WHAT YOU HAVE TO DO: An exact copy of every record is needed.

▼

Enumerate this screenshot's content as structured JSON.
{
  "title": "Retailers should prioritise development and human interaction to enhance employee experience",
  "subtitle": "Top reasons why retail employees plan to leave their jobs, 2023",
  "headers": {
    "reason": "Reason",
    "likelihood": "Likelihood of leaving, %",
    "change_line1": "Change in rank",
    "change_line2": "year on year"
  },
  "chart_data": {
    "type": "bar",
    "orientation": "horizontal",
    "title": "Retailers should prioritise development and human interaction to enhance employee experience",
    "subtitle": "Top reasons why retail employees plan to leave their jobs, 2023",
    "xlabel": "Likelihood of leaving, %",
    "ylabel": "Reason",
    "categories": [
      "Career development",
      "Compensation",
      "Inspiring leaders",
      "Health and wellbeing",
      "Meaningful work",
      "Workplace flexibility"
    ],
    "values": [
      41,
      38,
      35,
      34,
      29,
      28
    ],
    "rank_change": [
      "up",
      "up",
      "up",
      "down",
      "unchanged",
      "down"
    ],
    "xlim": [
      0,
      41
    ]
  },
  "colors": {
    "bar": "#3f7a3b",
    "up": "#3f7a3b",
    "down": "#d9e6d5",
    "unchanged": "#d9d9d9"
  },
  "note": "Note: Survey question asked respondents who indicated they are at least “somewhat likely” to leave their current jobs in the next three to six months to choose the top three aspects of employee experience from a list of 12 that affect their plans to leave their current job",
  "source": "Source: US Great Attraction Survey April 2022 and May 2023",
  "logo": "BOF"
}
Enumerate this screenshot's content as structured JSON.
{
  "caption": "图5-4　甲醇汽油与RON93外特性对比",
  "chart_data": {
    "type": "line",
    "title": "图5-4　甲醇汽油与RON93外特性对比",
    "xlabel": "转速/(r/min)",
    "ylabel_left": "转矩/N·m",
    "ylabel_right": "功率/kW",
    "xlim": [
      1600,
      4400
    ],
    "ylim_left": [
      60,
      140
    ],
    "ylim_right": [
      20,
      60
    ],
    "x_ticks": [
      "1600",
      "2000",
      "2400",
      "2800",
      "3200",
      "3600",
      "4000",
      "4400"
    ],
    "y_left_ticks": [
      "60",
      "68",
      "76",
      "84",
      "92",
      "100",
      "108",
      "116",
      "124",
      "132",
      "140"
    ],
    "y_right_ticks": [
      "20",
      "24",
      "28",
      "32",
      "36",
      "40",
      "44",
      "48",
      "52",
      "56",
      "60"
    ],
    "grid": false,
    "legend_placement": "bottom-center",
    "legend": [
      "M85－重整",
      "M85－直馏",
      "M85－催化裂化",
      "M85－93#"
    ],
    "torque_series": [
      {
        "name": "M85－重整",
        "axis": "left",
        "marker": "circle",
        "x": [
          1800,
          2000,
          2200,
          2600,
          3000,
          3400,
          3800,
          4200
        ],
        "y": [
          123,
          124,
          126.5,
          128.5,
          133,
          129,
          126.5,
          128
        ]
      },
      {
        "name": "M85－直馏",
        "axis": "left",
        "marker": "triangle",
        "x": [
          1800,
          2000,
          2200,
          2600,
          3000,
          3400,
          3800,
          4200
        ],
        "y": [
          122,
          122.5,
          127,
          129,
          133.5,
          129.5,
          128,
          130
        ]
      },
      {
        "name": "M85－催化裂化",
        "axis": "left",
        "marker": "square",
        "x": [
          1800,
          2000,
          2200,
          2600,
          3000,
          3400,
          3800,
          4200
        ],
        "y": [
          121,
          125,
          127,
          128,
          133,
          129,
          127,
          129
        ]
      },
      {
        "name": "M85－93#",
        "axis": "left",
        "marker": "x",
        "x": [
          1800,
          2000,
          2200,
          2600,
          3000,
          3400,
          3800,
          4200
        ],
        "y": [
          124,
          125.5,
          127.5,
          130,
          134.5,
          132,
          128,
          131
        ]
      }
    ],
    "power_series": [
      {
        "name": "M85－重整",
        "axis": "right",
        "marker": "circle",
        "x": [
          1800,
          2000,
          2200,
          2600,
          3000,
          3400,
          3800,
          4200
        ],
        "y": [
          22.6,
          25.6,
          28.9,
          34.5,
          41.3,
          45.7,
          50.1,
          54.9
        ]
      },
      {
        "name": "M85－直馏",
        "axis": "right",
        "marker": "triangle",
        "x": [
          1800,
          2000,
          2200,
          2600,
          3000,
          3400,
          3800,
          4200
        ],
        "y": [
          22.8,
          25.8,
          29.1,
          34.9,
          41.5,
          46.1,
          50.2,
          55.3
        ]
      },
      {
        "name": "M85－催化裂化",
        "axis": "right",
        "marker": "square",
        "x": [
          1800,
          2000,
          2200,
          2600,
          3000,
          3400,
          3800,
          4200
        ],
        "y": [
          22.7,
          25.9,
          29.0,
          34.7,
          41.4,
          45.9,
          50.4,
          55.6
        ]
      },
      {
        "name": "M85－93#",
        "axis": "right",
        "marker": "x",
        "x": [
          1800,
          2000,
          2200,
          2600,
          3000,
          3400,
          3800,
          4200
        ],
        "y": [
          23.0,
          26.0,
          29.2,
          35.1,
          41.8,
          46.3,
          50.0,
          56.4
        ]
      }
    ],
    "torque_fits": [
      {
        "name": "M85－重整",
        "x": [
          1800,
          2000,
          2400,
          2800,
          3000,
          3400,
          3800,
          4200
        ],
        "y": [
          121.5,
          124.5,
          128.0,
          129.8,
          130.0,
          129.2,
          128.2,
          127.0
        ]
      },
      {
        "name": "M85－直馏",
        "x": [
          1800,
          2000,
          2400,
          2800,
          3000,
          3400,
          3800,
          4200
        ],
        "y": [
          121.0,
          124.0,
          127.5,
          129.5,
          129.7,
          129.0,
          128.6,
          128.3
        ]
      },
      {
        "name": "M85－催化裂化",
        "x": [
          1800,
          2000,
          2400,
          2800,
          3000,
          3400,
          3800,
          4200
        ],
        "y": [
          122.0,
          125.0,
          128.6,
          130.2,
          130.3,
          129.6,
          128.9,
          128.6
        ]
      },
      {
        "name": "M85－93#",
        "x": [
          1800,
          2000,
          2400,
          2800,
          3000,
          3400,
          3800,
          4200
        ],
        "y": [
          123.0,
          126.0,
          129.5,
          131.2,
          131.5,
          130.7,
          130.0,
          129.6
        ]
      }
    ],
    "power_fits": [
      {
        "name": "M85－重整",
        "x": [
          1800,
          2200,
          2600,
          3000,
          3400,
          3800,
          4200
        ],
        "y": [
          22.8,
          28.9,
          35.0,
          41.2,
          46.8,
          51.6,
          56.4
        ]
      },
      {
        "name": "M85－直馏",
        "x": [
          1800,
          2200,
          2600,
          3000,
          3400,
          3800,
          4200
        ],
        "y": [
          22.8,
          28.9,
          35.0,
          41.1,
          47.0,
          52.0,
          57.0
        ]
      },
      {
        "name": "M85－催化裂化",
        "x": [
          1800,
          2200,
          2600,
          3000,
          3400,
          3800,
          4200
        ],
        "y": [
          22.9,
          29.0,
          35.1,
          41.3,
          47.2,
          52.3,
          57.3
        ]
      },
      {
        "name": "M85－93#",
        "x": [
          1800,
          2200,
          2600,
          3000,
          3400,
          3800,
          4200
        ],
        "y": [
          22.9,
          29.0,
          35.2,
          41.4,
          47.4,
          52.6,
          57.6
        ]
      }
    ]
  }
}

▲

EXERCISE OUTPUT:
Enumerate this screenshot's content as structured JSON.
{
  "title": "Retailers should prioritise development and human interaction to enhance employee experience",
  "subtitle": "Top reasons why retail employees plan to leave their jobs, 2023",
  "headers": {
    "reason": "Reason",
    "likelihood": "Likelihood of leaving, %",
    "change_line1": "Change in rank",
    "change_line2": "year on year"
  },
  "chart_data": {
    "type": "bar",
    "orientation": "horizontal",
    "title": "Retailers should prioritise development and human interaction to enhance employee experience",
    "subtitle": "Top reasons why retail employees plan to leave their jobs, 2023",
    "xlabel": "Likelihood of leaving, %",
    "ylabel": "Reason",
    "categories": [
      "Career development",
      "Compensation",
      "Inspiring leaders",
      "Health and wellbeing",
      "Meaningful work",
      "Workplace flexibility"
    ],
    "values": [
      41,
      38,
      35,
      34,
      29,
      28
    ],
    "rank_change": [
      "up",
      "up",
      "up",
      "down",
      "unchanged",
      "down"
    ],
    "xlim": [
      0,
      41
    ]
  },
  "colors": {
    "bar": "#3f7a3b",
    "up": "#3f7a3b",
    "down": "#d9e6d5",
    "unchanged": "#d9d9d9"
  },
  "note": "Note: Survey question asked respondents who indicated they are at least “somewhat likely” to leave their current jobs in the next three to six months to choose the top three aspects of employee experience from a list of 12 that affect their plans to leave their current job",
  "source": "Source: US Great Attraction Survey April 2022 and May 2023",
  "logo": "BOF"
}
Enumerate this screenshot's content as structured JSON.
{
  "caption": "图5-4　甲醇汽油与RON93外特性对比",
  "chart_data": {
    "type": "line",
    "title": "图5-4　甲醇汽油与RON93外特性对比",
    "xlabel": "转速/(r/min)",
    "ylabel_left": "转矩/N·m",
    "ylabel_right": "功率/kW",
    "xlim": [
      1600,
      4400
    ],
    "ylim_left": [
      60,
      140
    ],
    "ylim_right": [
      20,
      60
    ],
    "x_ticks": [
      "1600",
      "2000",
      "2400",
      "2800",
      "3200",
      "3600",
      "4000",
      "4400"
    ],
    "y_left_ticks": [
      "60",
      "68",
      "76",
      "84",
      "92",
      "100",
      "108",
      "116",
      "124",
      "132",
      "140"
    ],
    "y_right_ticks": [
      "20",
      "24",
      "28",
      "32",
      "36",
      "40",
      "44",
      "48",
      "52",
      "56",
      "60"
    ],
    "grid": false,
    "legend_placement": "bottom-center",
    "legend": [
      "M85－重整",
      "M85－直馏",
      "M85－催化裂化",
      "M85－93#"
    ],
    "torque_series": [
      {
        "name": "M85－重整",
        "axis": "left",
        "marker": "circle",
        "x": [
          1800,
          2000,
          2200,
          2600,
          3000,
          3400,
          3800,
          4200
        ],
        "y": [
          123,
          124,
          126.5,
          128.5,
          133,
          129,
          126.5,
          128
        ]
      },
      {
        "name": "M85－直馏",
        "axis": "left",
        "marker": "triangle",
        "x": [
          1800,
          2000,
          2200,
          2600,
          3000,
          3400,
          3800,
          4200
        ],
        "y": [
          122,
          122.5,
          127,
          129,
          133.5,
          129.5,
          128,
          130
        ]
      },
      {
        "name": "M85－催化裂化",
        "axis": "left",
        "marker": "square",
        "x": [
          1800,
          2000,
          2200,
          2600,
          3000,
          3400,
          3800,
          4200
        ],
        "y": [
          121,
          125,
          127,
          128,
          133,
          129,
          127,
          129
        ]
      },
      {
        "name": "M85－93#",
        "axis": "left",
        "marker": "x",
        "x": [
          1800,
          2000,
          2200,
          2600,
          3000,
          3400,
          3800,
          4200
        ],
        "y": [
          124,
          125.5,
          127.5,
          130,
          134.5,
          132,
          128,
          131
        ]
      }
    ],
    "power_series": [
      {
        "name": "M85－重整",
        "axis": "right",
        "marker": "circle",
        "x": [
          1800,
          2000,
          2200,
          2600,
          3000,
          3400,
          3800,
          4200
        ],
        "y": [
          22.6,
          25.6,
          28.9,
          34.5,
          41.3,
          45.7,
          50.1,
          54.9
        ]
      },
      {
        "name": "M85－直馏",
        "axis": "right",
        "marker": "triangle",
        "x": [
          1800,
          2000,
          2200,
          2600,
          3000,
          3400,
          3800,
          4200
        ],
        "y": [
          22.8,
          25.8,
          29.1,
          34.9,
          41.5,
          46.1,
          50.2,
          55.3
        ]
      },
      {
        "name": "M85－催化裂化",
        "axis": "right",
        "marker": "square",
        "x": [
          1800,
          2000,
          2200,
          2600,
          3000,
          3400,
          3800,
          4200
        ],
        "y": [
          22.7,
          25.9,
          29.0,
          34.7,
          41.4,
          45.9,
          50.4,
          55.6
        ]
      },
      {
        "name": "M85－93#",
        "axis": "right",
        "marker": "x",
        "x": [
          1800,
          2000,
          2200,
          2600,
          3000,
          3400,
          3800,
          4200
        ],
        "y": [
          23.0,
          26.0,
          29.2,
          35.1,
          41.8,
          46.3,
          50.0,
          56.4
        ]
      }
    ],
    "torque_fits": [
      {
        "name": "M85－重整",
        "x": [
          1800,
          2000,
          2400,
          2800,
          3000,
          3400,
          3800,
          4200
        ],
        "y": [
          121.5,
          124.5,
          128.0,
          129.8,
          130.0,
          129.2,
          128.2,
          127.0
        ]
      },
      {
        "name": "M85－直馏",
        "x": [
          1800,
          2000,
          2400,
          2800,
          3000,
          3400,
          3800,
          4200
        ],
        "y": [
          121.0,
          124.0,
          127.5,
          129.5,
          129.7,
          129.0,
          128.6,
          128.3
        ]
      },
      {
        "name": "M85－催化裂化",
        "x": [
          1800,
          2000,
          2400,
          2800,
          3000,
          3400,
          3800,
          4200
        ],
        "y": [
          122.0,
          125.0,
          128.6,
          130.2,
          130.3,
          129.6,
          128.9,
          128.6
        ]
      },
      {
        "name": "M85－93#",
        "x": [
          1800,
          2000,
          2400,
          2800,
          3000,
          3400,
          3800,
          4200
        ],
        "y": [
          123.0,
          126.0,
          129.5,
          131.2,
          131.5,
          130.7,
          130.0,
          129.6
        ]
      }
    ],
    "power_fits": [
      {
        "name": "M85－重整",
        "x": [
          1800,
          2200,
          2600,
          3000,
          3400,
          3800,
          4200
        ],
        "y": [
          22.8,
          28.9,
          35.0,
          41.2,
          46.8,
          51.6,
          56.4
        ]
      },
      {
        "name": "M85－直馏",
        "x": [
          1800,
          2200,
          2600,
          3000,
          3400,
          3800,
          4200
        ],
        "y": [
          22.8,
          28.9,
          35.0,
          41.1,
          47.0,
          52.0,
          57.0
        ]
      },
      {
        "name": "M85－催化裂化",
        "x": [
          1800,
          2200,
          2600,
          3000,
          3400,
          3800,
          4200
        ],
        "y": [
          22.9,
          29.0,
          35.1,
          41.3,
          47.2,
          52.3,
          57.3
        ]
      },
      {
        "name": "M85－93#",
        "x": [
          1800,
          2200,
          2600,
          3000,
          3400,
          3800,
          4200
        ],
        "y": [
          22.9,
          29.0,
          35.2,
          41.4,
          47.4,
          52.6,
          57.6
        ]
      }
    ]
  }
}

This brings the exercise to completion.